What the task requires
Write the data below out exactly as it stands. Do not include the pictures.

-- Data rows start --

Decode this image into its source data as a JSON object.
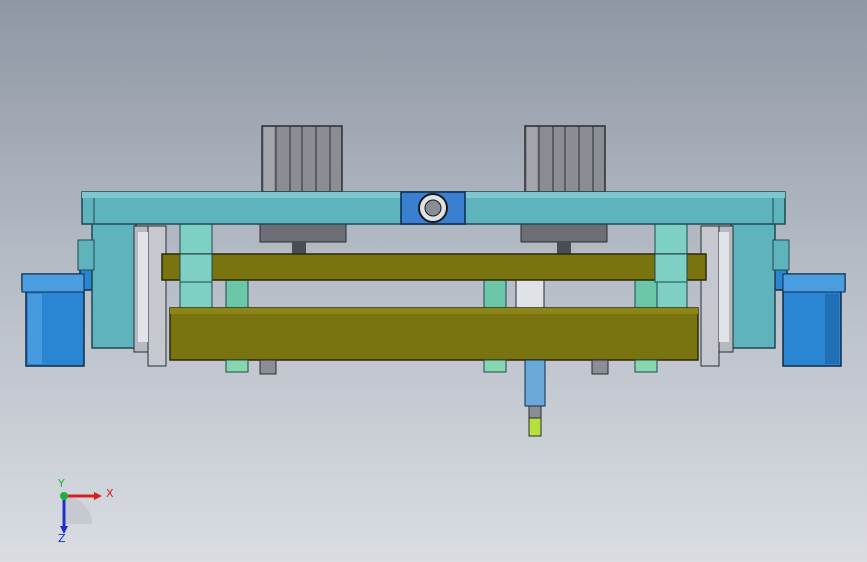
{
  "viewport": {
    "background_top": "#8e97a4",
    "background_bottom": "#d9dde2"
  },
  "model": {
    "colors": {
      "frame": "#5fb3bd",
      "frame_dark": "#3f8e98",
      "plate": "#7a7410",
      "plate_dark": "#56520a",
      "cylinder": "#2a86d3",
      "cylinder_dark": "#1a5fa0",
      "motor": "#8a8d93",
      "rail": "#b5b9c0",
      "pin_green": "#88d6b0",
      "tip_yellow": "#b8e03c",
      "hub": "#3a7fd0"
    }
  },
  "triad": {
    "x_label": "X",
    "y_label": "Y",
    "z_label": "Z",
    "x_color": "#d42020",
    "y_color": "#20b040",
    "z_color": "#2030c8"
  }
}
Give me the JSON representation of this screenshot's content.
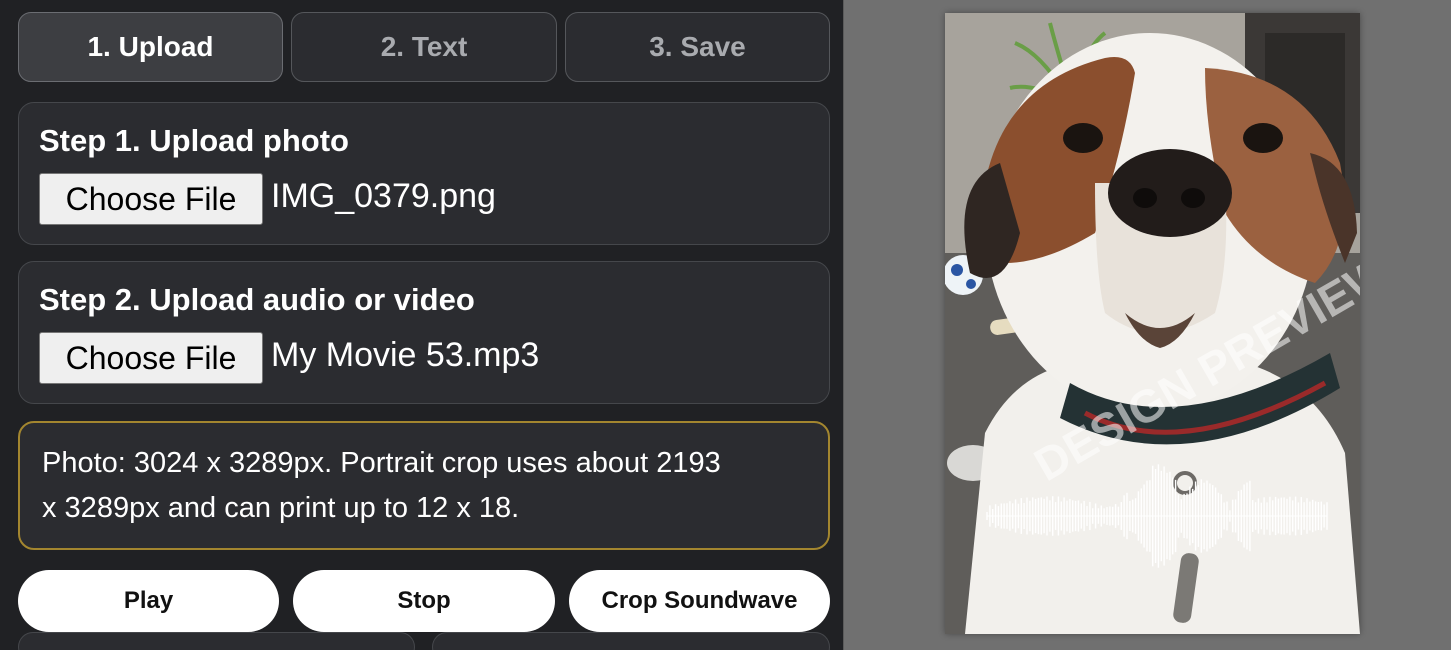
{
  "tabs": [
    {
      "label": "1. Upload",
      "active": true
    },
    {
      "label": "2. Text",
      "active": false
    },
    {
      "label": "3. Save",
      "active": false
    }
  ],
  "steps": [
    {
      "title": "Step 1. Upload photo",
      "button_label": "Choose File",
      "file_name": "IMG_0379.png"
    },
    {
      "title": "Step 2. Upload audio or video",
      "button_label": "Choose File",
      "file_name": "My Movie 53.mp3"
    }
  ],
  "info": {
    "line1": "Photo: 3024 x 3289px. Portrait crop uses about 2193",
    "line2": "x 3289px and can print up to 12 x 18."
  },
  "buttons": {
    "play": "Play",
    "stop": "Stop",
    "crop": "Crop Soundwave"
  },
  "preview": {
    "watermark": "DESIGN PREVIEW",
    "soundwave_color": "#ffffff",
    "info_border_color": "#a3862f"
  }
}
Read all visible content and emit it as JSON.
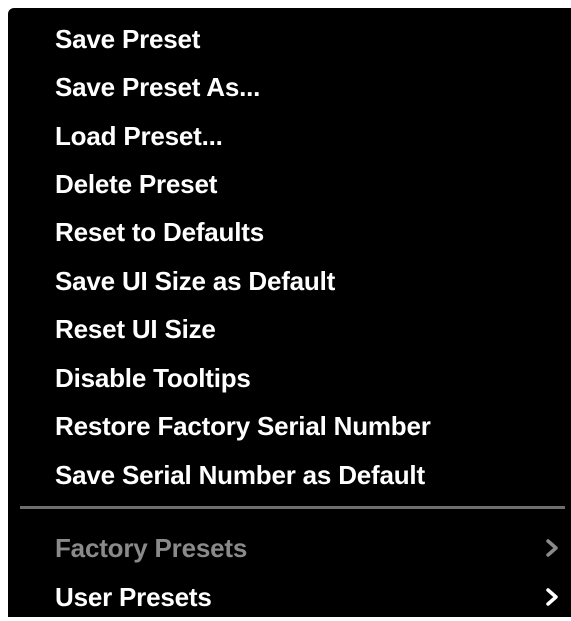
{
  "menu": {
    "items": [
      {
        "label": "Save Preset",
        "enabled": true
      },
      {
        "label": "Save Preset As...",
        "enabled": true
      },
      {
        "label": "Load Preset...",
        "enabled": true
      },
      {
        "label": "Delete Preset",
        "enabled": true
      },
      {
        "label": "Reset to Defaults",
        "enabled": true
      },
      {
        "label": "Save UI Size as Default",
        "enabled": true
      },
      {
        "label": "Reset UI Size",
        "enabled": true
      },
      {
        "label": "Disable Tooltips",
        "enabled": true
      },
      {
        "label": "Restore Factory Serial Number",
        "enabled": true
      },
      {
        "label": "Save Serial Number as Default",
        "enabled": true
      }
    ],
    "submenus": [
      {
        "label": "Factory Presets",
        "enabled": false,
        "icon": "chevron-right-icon"
      },
      {
        "label": "User Presets",
        "enabled": true,
        "icon": "chevron-right-icon"
      }
    ]
  },
  "colors": {
    "background": "#000000",
    "text": "#ffffff",
    "disabled_text": "#8a8a8a",
    "separator": "#6e6e6e"
  }
}
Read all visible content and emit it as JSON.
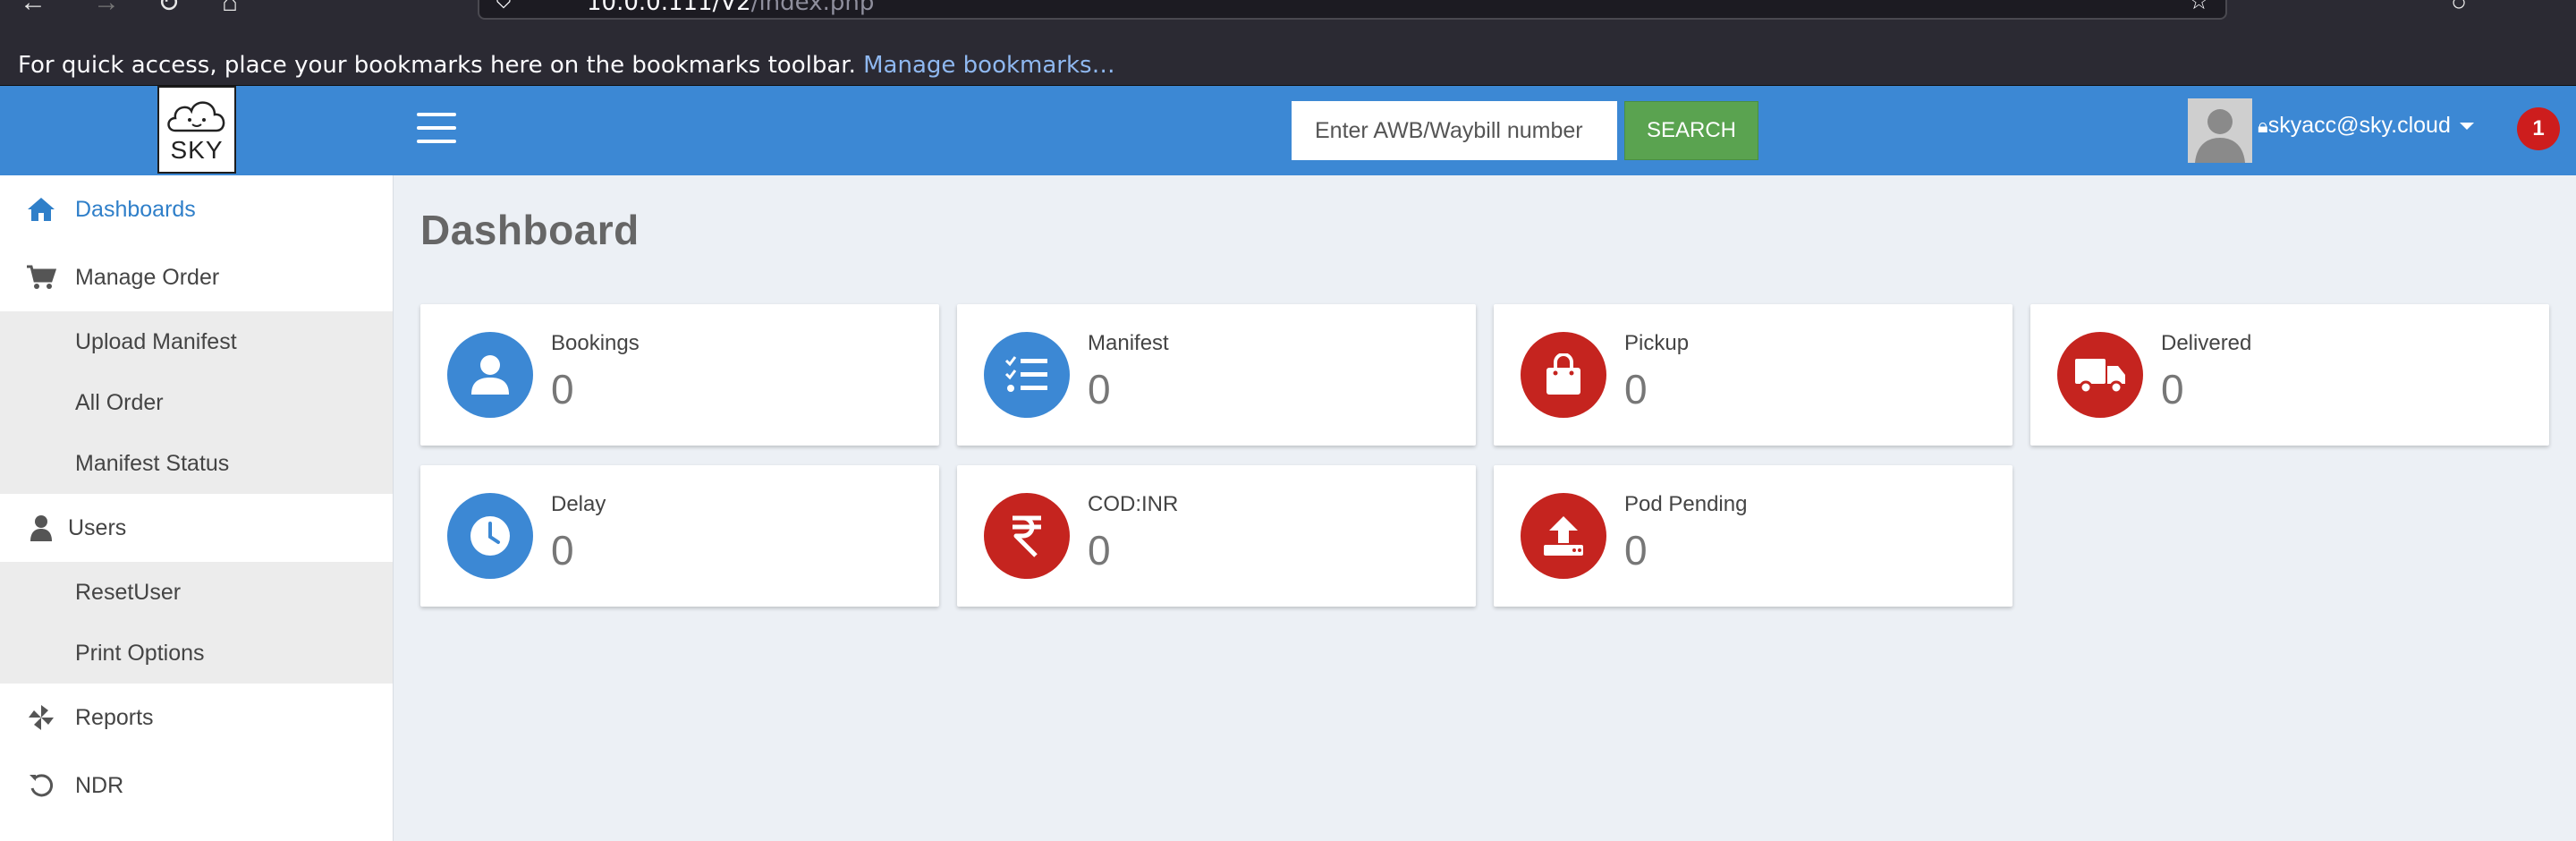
{
  "browser": {
    "url_host": "10.0.0.111/V2",
    "url_path": "/index.php",
    "bookmarks_message": "For quick access, place your bookmarks here on the bookmarks toolbar.",
    "manage_bookmarks": "Manage bookmarks…"
  },
  "header": {
    "logo_text": "SKY",
    "search_placeholder": "Enter AWB/Waybill number",
    "search_button": "SEARCH",
    "user_email": "skyacc@sky.cloud",
    "notification_count": "1",
    "accent_color": "#3c88d4"
  },
  "sidebar": {
    "items": [
      {
        "label": "Dashboards",
        "icon": "home-icon",
        "active": true
      },
      {
        "label": "Manage Order",
        "icon": "cart-icon"
      },
      {
        "label": "Upload Manifest"
      },
      {
        "label": "All Order"
      },
      {
        "label": "Manifest Status"
      },
      {
        "label": "Users",
        "icon": "user-icon"
      },
      {
        "label": "ResetUser"
      },
      {
        "label": "Print Options"
      },
      {
        "label": "Reports",
        "icon": "pinwheel-icon"
      },
      {
        "label": "NDR",
        "icon": "undo-icon"
      }
    ]
  },
  "main": {
    "title": "Dashboard",
    "cards": [
      {
        "label": "Bookings",
        "value": "0",
        "icon": "user-icon",
        "color": "#3c88d4"
      },
      {
        "label": "Manifest",
        "value": "0",
        "icon": "checklist-icon",
        "color": "#3c88d4"
      },
      {
        "label": "Pickup",
        "value": "0",
        "icon": "shopping-bag-icon",
        "color": "#c5241f"
      },
      {
        "label": "Delivered",
        "value": "0",
        "icon": "truck-icon",
        "color": "#c5241f"
      },
      {
        "label": "Delay",
        "value": "0",
        "icon": "clock-icon",
        "color": "#3c88d4"
      },
      {
        "label": "COD:INR",
        "value": "0",
        "icon": "rupee-icon",
        "color": "#c5241f"
      },
      {
        "label": "Pod Pending",
        "value": "0",
        "icon": "upload-icon",
        "color": "#c5241f"
      }
    ]
  }
}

-- Data rows end --

Solution
Decode this image into its source data as a JSON object.
{
  "viewport": {
    "background_top": "#8e97a4",
    "background_bottom": "#d9dde2"
  },
  "model": {
    "colors": {
      "frame": "#5fb3bd",
      "frame_dark": "#3f8e98",
      "plate": "#7a7410",
      "plate_dark": "#56520a",
      "cylinder": "#2a86d3",
      "cylinder_dark": "#1a5fa0",
      "motor": "#8a8d93",
      "rail": "#b5b9c0",
      "pin_green": "#88d6b0",
      "tip_yellow": "#b8e03c",
      "hub": "#3a7fd0"
    }
  },
  "triad": {
    "x_label": "X",
    "y_label": "Y",
    "z_label": "Z",
    "x_color": "#d42020",
    "y_color": "#20b040",
    "z_color": "#2030c8"
  }
}
Give me the JSON representation of this screenshot's content.
{
  "tabs": [
    {
      "label": "1. Upload",
      "active": true
    },
    {
      "label": "2. Text",
      "active": false
    },
    {
      "label": "3. Save",
      "active": false
    }
  ],
  "steps": [
    {
      "title": "Step 1. Upload photo",
      "button_label": "Choose File",
      "file_name": "IMG_0379.png"
    },
    {
      "title": "Step 2. Upload audio or video",
      "button_label": "Choose File",
      "file_name": "My Movie 53.mp3"
    }
  ],
  "info": {
    "line1": "Photo: 3024 x 3289px. Portrait crop uses about 2193",
    "line2": "x 3289px and can print up to 12 x 18."
  },
  "buttons": {
    "play": "Play",
    "stop": "Stop",
    "crop": "Crop Soundwave"
  },
  "preview": {
    "watermark": "DESIGN PREVIEW",
    "soundwave_color": "#ffffff",
    "info_border_color": "#a3862f"
  }
}
Read all visible content and emit it as JSON.
{
  "menu": {
    "items": [
      {
        "label": "Save Preset",
        "enabled": true
      },
      {
        "label": "Save Preset As...",
        "enabled": true
      },
      {
        "label": "Load Preset...",
        "enabled": true
      },
      {
        "label": "Delete Preset",
        "enabled": true
      },
      {
        "label": "Reset to Defaults",
        "enabled": true
      },
      {
        "label": "Save UI Size as Default",
        "enabled": true
      },
      {
        "label": "Reset UI Size",
        "enabled": true
      },
      {
        "label": "Disable Tooltips",
        "enabled": true
      },
      {
        "label": "Restore Factory Serial Number",
        "enabled": true
      },
      {
        "label": "Save Serial Number as Default",
        "enabled": true
      }
    ],
    "submenus": [
      {
        "label": "Factory Presets",
        "enabled": false,
        "icon": "chevron-right-icon"
      },
      {
        "label": "User Presets",
        "enabled": true,
        "icon": "chevron-right-icon"
      }
    ]
  },
  "colors": {
    "background": "#000000",
    "text": "#ffffff",
    "disabled_text": "#8a8a8a",
    "separator": "#6e6e6e"
  }
}
Read all visible content and emit it as JSON.
{
  "browser": {
    "url_host": "10.0.0.111/V2",
    "url_path": "/index.php",
    "bookmarks_message": "For quick access, place your bookmarks here on the bookmarks toolbar.",
    "manage_bookmarks": "Manage bookmarks…"
  },
  "header": {
    "logo_text": "SKY",
    "search_placeholder": "Enter AWB/Waybill number",
    "search_button": "SEARCH",
    "user_email": "skyacc@sky.cloud",
    "notification_count": "1",
    "accent_color": "#3c88d4"
  },
  "sidebar": {
    "items": [
      {
        "label": "Dashboards",
        "icon": "home-icon",
        "active": true
      },
      {
        "label": "Manage Order",
        "icon": "cart-icon"
      },
      {
        "label": "Upload Manifest"
      },
      {
        "label": "All Order"
      },
      {
        "label": "Manifest Status"
      },
      {
        "label": "Users",
        "icon": "user-icon"
      },
      {
        "label": "ResetUser"
      },
      {
        "label": "Print Options"
      },
      {
        "label": "Reports",
        "icon": "pinwheel-icon"
      },
      {
        "label": "NDR",
        "icon": "undo-icon"
      }
    ]
  },
  "main": {
    "title": "Dashboard",
    "cards": [
      {
        "label": "Bookings",
        "value": "0",
        "icon": "user-icon",
        "color": "#3c88d4"
      },
      {
        "label": "Manifest",
        "value": "0",
        "icon": "checklist-icon",
        "color": "#3c88d4"
      },
      {
        "label": "Pickup",
        "value": "0",
        "icon": "shopping-bag-icon",
        "color": "#c5241f"
      },
      {
        "label": "Delivered",
        "value": "0",
        "icon": "truck-icon",
        "color": "#c5241f"
      },
      {
        "label": "Delay",
        "value": "0",
        "icon": "clock-icon",
        "color": "#3c88d4"
      },
      {
        "label": "COD:INR",
        "value": "0",
        "icon": "rupee-icon",
        "color": "#c5241f"
      },
      {
        "label": "Pod Pending",
        "value": "0",
        "icon": "upload-icon",
        "color": "#c5241f"
      }
    ]
  }
}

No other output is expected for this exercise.